Dataset items
———
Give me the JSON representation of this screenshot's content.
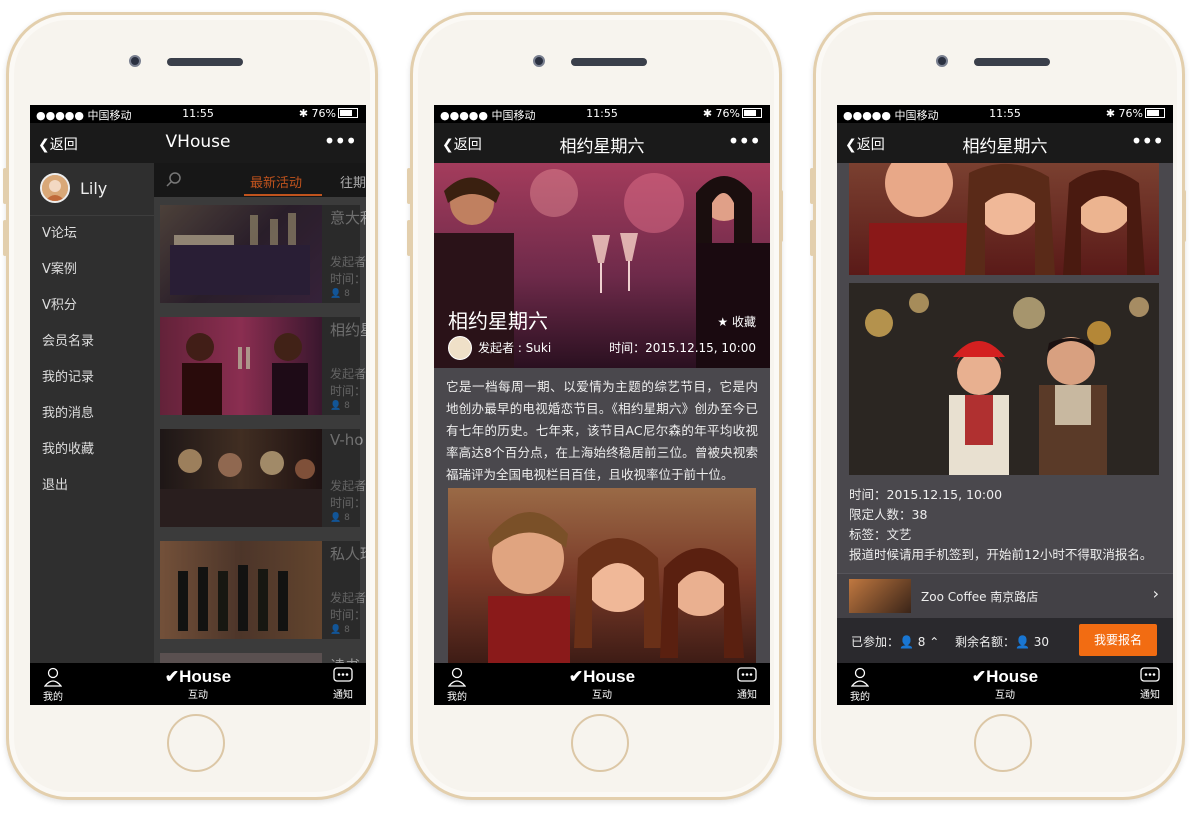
{
  "status": {
    "carrier": "●●●●● 中国移动",
    "time": "11:55",
    "battery": "76%"
  },
  "common": {
    "back": "返回",
    "more": "•••",
    "tab_me": "我的",
    "tab_logo": "House",
    "tab_interact": "互动",
    "tab_notice": "通知"
  },
  "phone1": {
    "title": "VHouse",
    "user": "Lily",
    "menu": [
      "V论坛",
      "V案例",
      "V积分",
      "会员名录",
      "我的记录",
      "我的消息",
      "我的收藏",
      "退出"
    ],
    "tab_latest": "最新活动",
    "tab_past": "往期",
    "cards": [
      {
        "title": "意大利",
        "m1": "发起者",
        "m2": "时间：",
        "m3": "8"
      },
      {
        "title": "相约星",
        "m1": "发起者",
        "m2": "时间：",
        "m3": "8"
      },
      {
        "title": "V-ho",
        "m1": "发起者",
        "m2": "时间：",
        "m3": "8"
      },
      {
        "title": "私人珍",
        "m1": "发起者",
        "m2": "时间：",
        "m3": "8"
      },
      {
        "title": "读书",
        "m1": "",
        "m2": "",
        "m3": ""
      }
    ]
  },
  "phone2": {
    "title": "相约星期六",
    "hero_title": "相约星期六",
    "fav": "收藏",
    "by": "发起者 : Suki",
    "time": "时间：2015.12.15, 10:00",
    "desc": "它是一档每周一期、以爱情为主题的综艺节目，它是内地创办最早的电视婚恋节目。《相约星期六》创办至今已有七年的历史。七年来，该节目AC尼尔森的年平均收视率高达8个百分点，在上海始终稳居前三位。曾被央视索福瑞评为全国电视栏目百佳，且收视率位于前十位。"
  },
  "phone3": {
    "title": "相约星期六",
    "time": "时间：2015.12.15, 10:00",
    "limit": "限定人数：38",
    "tag": "标签：文艺",
    "note": "报道时候请用手机签到，开始前12小时不得取消报名。",
    "venue": "Zoo Coffee 南京路店",
    "joined_label": "已参加：",
    "joined_count": "8",
    "remain_label": "剩余名额：",
    "remain_count": "30",
    "signup": "我要报名"
  }
}
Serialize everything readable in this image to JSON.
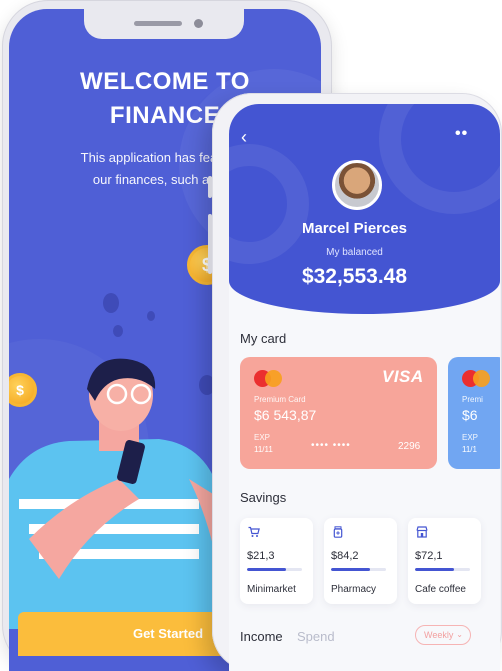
{
  "onboarding": {
    "title_line1": "WELCOME TO",
    "title_line2": "FINANCE",
    "description_line1": "This application has features t",
    "description_line2": "our finances, such as trac",
    "get_started_label": "Get Started",
    "coin_symbol": "$",
    "background_color": "#4f5fd6",
    "button_color": "#fbbd3c"
  },
  "profile": {
    "name": "Marcel Pierces",
    "balance_label": "My balanced",
    "balance": "$32,553.48",
    "header_color": "#4455d2"
  },
  "my_card": {
    "section_title": "My card",
    "cards": [
      {
        "brand": "VISA",
        "label": "Premium Card",
        "amount": "$6 543,87",
        "exp_label": "EXP",
        "exp_value": "11/11",
        "masked": "•••• ••••",
        "last4": "2296",
        "color": "#f7a59a"
      },
      {
        "label": "Premi",
        "amount": "$6",
        "exp_label": "EXP",
        "exp_value": "11/1",
        "color": "#71a6f2"
      }
    ]
  },
  "savings": {
    "section_title": "Savings",
    "items": [
      {
        "icon": "cart-icon",
        "value": "$21,3",
        "name": "Minimarket",
        "progress": 0.7
      },
      {
        "icon": "pill-bottle-icon",
        "value": "$84,2",
        "name": "Pharmacy",
        "progress": 0.7
      },
      {
        "icon": "store-icon",
        "value": "$72,1",
        "name": "Cafe coffee",
        "progress": 0.7
      }
    ]
  },
  "tabs": {
    "income": "Income",
    "spend": "Spend",
    "period": "Weekly"
  }
}
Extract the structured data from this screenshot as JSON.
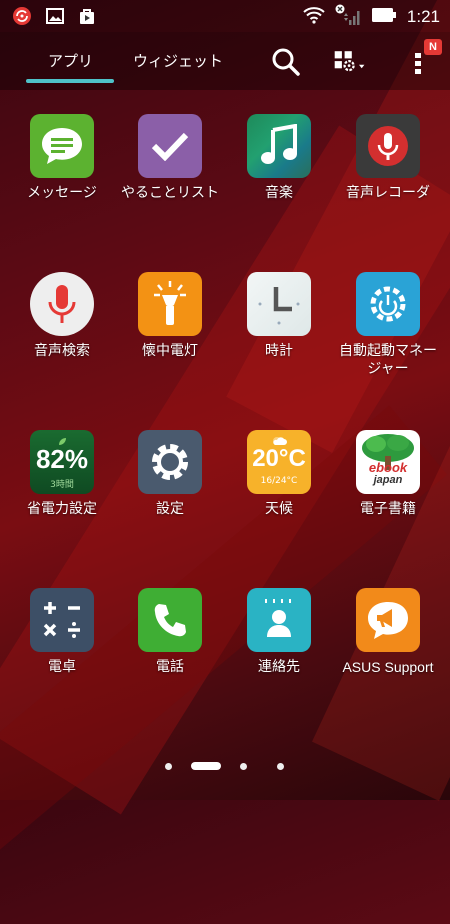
{
  "status": {
    "time": "1:21"
  },
  "tabs": {
    "apps": "アプリ",
    "widgets": "ウィジェット"
  },
  "badge": "N",
  "apps": {
    "messages": "メッセージ",
    "todo": "やることリスト",
    "music": "音楽",
    "recorder": "音声レコーダ",
    "voice_search": "音声検索",
    "flashlight": "懐中電灯",
    "clock": "時計",
    "auto_start": "自動起動マネージャー",
    "power_saver": "省電力設定",
    "settings": "設定",
    "weather": "天候",
    "ebook": "電子書籍",
    "calculator": "電卓",
    "phone": "電話",
    "contacts": "連絡先",
    "asus_support": "ASUS Support"
  },
  "power_saver_tile": {
    "percent": "82%",
    "hours": "3時間"
  },
  "weather_tile": {
    "temp": "20°C",
    "range": "16/24°C"
  },
  "ebook_tile": {
    "line1": "ebook",
    "line2": "japan"
  },
  "page_indicator": {
    "pages": 4,
    "current": 2
  },
  "colors": {
    "accent": "#4fc3c9",
    "messages": "#5cb230",
    "todo": "#8b5fa8",
    "recorder": "#3a3a3a",
    "flashlight": "#f39214",
    "auto_start": "#2aa3d6",
    "power_saver": "#1f7a3a",
    "settings": "#4a5a6e",
    "weather": "#f7b22a",
    "calculator": "#3d4f66",
    "phone": "#3fae34",
    "contacts": "#2ab3c4",
    "asus_support": "#f28a1a"
  }
}
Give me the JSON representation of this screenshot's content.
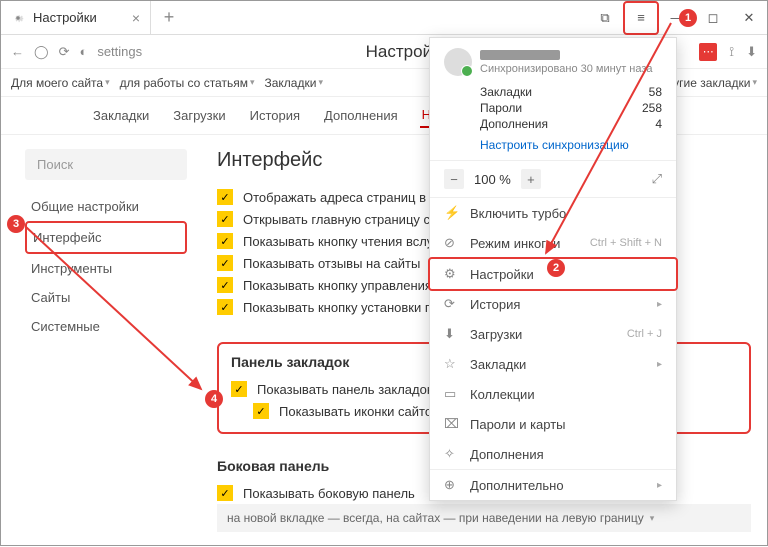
{
  "titlebar": {
    "tab_title": "Настройки",
    "close": "×",
    "newtab": "+"
  },
  "addrbar": {
    "url": "settings",
    "heading": "Настройки"
  },
  "bookmarks": {
    "items": [
      "Для моего сайта",
      "для работы со статьям",
      "Закладки"
    ],
    "right": "Другие закладки"
  },
  "tabs": [
    "Закладки",
    "Загрузки",
    "История",
    "Дополнения",
    "Настройки"
  ],
  "sidebar": {
    "search": "Поиск",
    "items": [
      "Общие настройки",
      "Интерфейс",
      "Инструменты",
      "Сайты",
      "Системные"
    ]
  },
  "content": {
    "h2": "Интерфейс",
    "checks": [
      "Отображать адреса страниц в ви",
      "Открывать главную страницу сай",
      "Показывать кнопку чтения вслух",
      "Показывать отзывы на сайты",
      "Показывать кнопку управления п",
      "Показывать кнопку установки пр"
    ],
    "panel_title": "Панель закладок",
    "panel_checks": [
      "Показывать панель закладок",
      "Показывать иконки сайтов"
    ],
    "side_title": "Боковая панель",
    "side_check": "Показывать боковую панель",
    "side_dropdown": "на новой вкладке — всегда, на сайтах — при наведении на левую границу"
  },
  "menu": {
    "sync_sub": "Синхронизировано 30 минут наза",
    "stats": [
      {
        "label": "Закладки",
        "val": "58"
      },
      {
        "label": "Пароли",
        "val": "258"
      },
      {
        "label": "Дополнения",
        "val": "4"
      }
    ],
    "sync_link": "Настроить синхронизацию",
    "zoom": "100 %",
    "items": [
      {
        "icon": "⚡",
        "label": "Включить турбо"
      },
      {
        "icon": "⊘",
        "label": "Режим инкогни",
        "shortcut": "Ctrl + Shift + N"
      },
      {
        "icon": "⚙",
        "label": "Настройки",
        "hl": true
      },
      {
        "icon": "⟳",
        "label": "История",
        "chev": true
      },
      {
        "icon": "⬇",
        "label": "Загрузки",
        "shortcut": "Ctrl + J"
      },
      {
        "icon": "☆",
        "label": "Закладки",
        "chev": true
      },
      {
        "icon": "▭",
        "label": "Коллекции"
      },
      {
        "icon": "⌧",
        "label": "Пароли и карты"
      },
      {
        "icon": "✧",
        "label": "Дополнения"
      },
      {
        "icon": "⊕",
        "label": "Дополнительно",
        "chev": true
      }
    ]
  },
  "markers": {
    "m1": "1",
    "m2": "2",
    "m3": "3",
    "m4": "4"
  }
}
———
Repeat each record exactly as shown above, dropping all images.

Give me the JSON representation of this screenshot's content.
{
  "status": {
    "carrier": "●●●●● 中国移动",
    "time": "11:55",
    "battery": "76%"
  },
  "common": {
    "back": "返回",
    "more": "•••",
    "tab_me": "我的",
    "tab_logo": "House",
    "tab_interact": "互动",
    "tab_notice": "通知"
  },
  "phone1": {
    "title": "VHouse",
    "user": "Lily",
    "menu": [
      "V论坛",
      "V案例",
      "V积分",
      "会员名录",
      "我的记录",
      "我的消息",
      "我的收藏",
      "退出"
    ],
    "tab_latest": "最新活动",
    "tab_past": "往期",
    "cards": [
      {
        "title": "意大利",
        "m1": "发起者",
        "m2": "时间：",
        "m3": "8"
      },
      {
        "title": "相约星",
        "m1": "发起者",
        "m2": "时间：",
        "m3": "8"
      },
      {
        "title": "V-ho",
        "m1": "发起者",
        "m2": "时间：",
        "m3": "8"
      },
      {
        "title": "私人珍",
        "m1": "发起者",
        "m2": "时间：",
        "m3": "8"
      },
      {
        "title": "读书",
        "m1": "",
        "m2": "",
        "m3": ""
      }
    ]
  },
  "phone2": {
    "title": "相约星期六",
    "hero_title": "相约星期六",
    "fav": "收藏",
    "by": "发起者 : Suki",
    "time": "时间：2015.12.15, 10:00",
    "desc": "它是一档每周一期、以爱情为主题的综艺节目，它是内地创办最早的电视婚恋节目。《相约星期六》创办至今已有七年的历史。七年来，该节目AC尼尔森的年平均收视率高达8个百分点，在上海始终稳居前三位。曾被央视索福瑞评为全国电视栏目百佳，且收视率位于前十位。"
  },
  "phone3": {
    "title": "相约星期六",
    "time": "时间：2015.12.15, 10:00",
    "limit": "限定人数：38",
    "tag": "标签：文艺",
    "note": "报道时候请用手机签到，开始前12小时不得取消报名。",
    "venue": "Zoo Coffee 南京路店",
    "joined_label": "已参加：",
    "joined_count": "8",
    "remain_label": "剩余名额：",
    "remain_count": "30",
    "signup": "我要报名"
  }
}
Serialize everything readable in this image to JSON.
{
  "onboarding": {
    "title_line1": "WELCOME TO",
    "title_line2": "FINANCE",
    "description_line1": "This application has features t",
    "description_line2": "our finances, such as trac",
    "get_started_label": "Get Started",
    "coin_symbol": "$",
    "background_color": "#4f5fd6",
    "button_color": "#fbbd3c"
  },
  "profile": {
    "name": "Marcel Pierces",
    "balance_label": "My balanced",
    "balance": "$32,553.48",
    "header_color": "#4455d2"
  },
  "my_card": {
    "section_title": "My card",
    "cards": [
      {
        "brand": "VISA",
        "label": "Premium Card",
        "amount": "$6 543,87",
        "exp_label": "EXP",
        "exp_value": "11/11",
        "masked": "•••• ••••",
        "last4": "2296",
        "color": "#f7a59a"
      },
      {
        "label": "Premi",
        "amount": "$6",
        "exp_label": "EXP",
        "exp_value": "11/1",
        "color": "#71a6f2"
      }
    ]
  },
  "savings": {
    "section_title": "Savings",
    "items": [
      {
        "icon": "cart-icon",
        "value": "$21,3",
        "name": "Minimarket",
        "progress": 0.7
      },
      {
        "icon": "pill-bottle-icon",
        "value": "$84,2",
        "name": "Pharmacy",
        "progress": 0.7
      },
      {
        "icon": "store-icon",
        "value": "$72,1",
        "name": "Cafe coffee",
        "progress": 0.7
      }
    ]
  },
  "tabs": {
    "income": "Income",
    "spend": "Spend",
    "period": "Weekly"
  }
}
Extract the structured data from this screenshot as JSON.
{
  "status": {
    "time": "1:21"
  },
  "tabs": {
    "apps": "アプリ",
    "widgets": "ウィジェット"
  },
  "badge": "N",
  "apps": {
    "messages": "メッセージ",
    "todo": "やることリスト",
    "music": "音楽",
    "recorder": "音声レコーダ",
    "voice_search": "音声検索",
    "flashlight": "懐中電灯",
    "clock": "時計",
    "auto_start": "自動起動マネージャー",
    "power_saver": "省電力設定",
    "settings": "設定",
    "weather": "天候",
    "ebook": "電子書籍",
    "calculator": "電卓",
    "phone": "電話",
    "contacts": "連絡先",
    "asus_support": "ASUS Support"
  },
  "power_saver_tile": {
    "percent": "82%",
    "hours": "3時間"
  },
  "weather_tile": {
    "temp": "20°C",
    "range": "16/24°C"
  },
  "ebook_tile": {
    "line1": "ebook",
    "line2": "japan"
  },
  "page_indicator": {
    "pages": 4,
    "current": 2
  },
  "colors": {
    "accent": "#4fc3c9",
    "messages": "#5cb230",
    "todo": "#8b5fa8",
    "recorder": "#3a3a3a",
    "flashlight": "#f39214",
    "auto_start": "#2aa3d6",
    "power_saver": "#1f7a3a",
    "settings": "#4a5a6e",
    "weather": "#f7b22a",
    "calculator": "#3d4f66",
    "phone": "#3fae34",
    "contacts": "#2ab3c4",
    "asus_support": "#f28a1a"
  }
}
Give me the JSON representation of this screenshot's content.
{
  "titlebar": {
    "tab_title": "Настройки",
    "close": "×",
    "newtab": "+"
  },
  "addrbar": {
    "url": "settings",
    "heading": "Настройки"
  },
  "bookmarks": {
    "items": [
      "Для моего сайта",
      "для работы со статьям",
      "Закладки"
    ],
    "right": "Другие закладки"
  },
  "tabs": [
    "Закладки",
    "Загрузки",
    "История",
    "Дополнения",
    "Настройки"
  ],
  "sidebar": {
    "search": "Поиск",
    "items": [
      "Общие настройки",
      "Интерфейс",
      "Инструменты",
      "Сайты",
      "Системные"
    ]
  },
  "content": {
    "h2": "Интерфейс",
    "checks": [
      "Отображать адреса страниц в ви",
      "Открывать главную страницу сай",
      "Показывать кнопку чтения вслух",
      "Показывать отзывы на сайты",
      "Показывать кнопку управления п",
      "Показывать кнопку установки пр"
    ],
    "panel_title": "Панель закладок",
    "panel_checks": [
      "Показывать панель закладок",
      "Показывать иконки сайтов"
    ],
    "side_title": "Боковая панель",
    "side_check": "Показывать боковую панель",
    "side_dropdown": "на новой вкладке — всегда, на сайтах — при наведении на левую границу"
  },
  "menu": {
    "sync_sub": "Синхронизировано 30 минут наза",
    "stats": [
      {
        "label": "Закладки",
        "val": "58"
      },
      {
        "label": "Пароли",
        "val": "258"
      },
      {
        "label": "Дополнения",
        "val": "4"
      }
    ],
    "sync_link": "Настроить синхронизацию",
    "zoom": "100 %",
    "items": [
      {
        "icon": "⚡",
        "label": "Включить турбо"
      },
      {
        "icon": "⊘",
        "label": "Режим инкогни",
        "shortcut": "Ctrl + Shift + N"
      },
      {
        "icon": "⚙",
        "label": "Настройки",
        "hl": true
      },
      {
        "icon": "⟳",
        "label": "История",
        "chev": true
      },
      {
        "icon": "⬇",
        "label": "Загрузки",
        "shortcut": "Ctrl + J"
      },
      {
        "icon": "☆",
        "label": "Закладки",
        "chev": true
      },
      {
        "icon": "▭",
        "label": "Коллекции"
      },
      {
        "icon": "⌧",
        "label": "Пароли и карты"
      },
      {
        "icon": "✧",
        "label": "Дополнения"
      },
      {
        "icon": "⊕",
        "label": "Дополнительно",
        "chev": true
      }
    ]
  },
  "markers": {
    "m1": "1",
    "m2": "2",
    "m3": "3",
    "m4": "4"
  }
}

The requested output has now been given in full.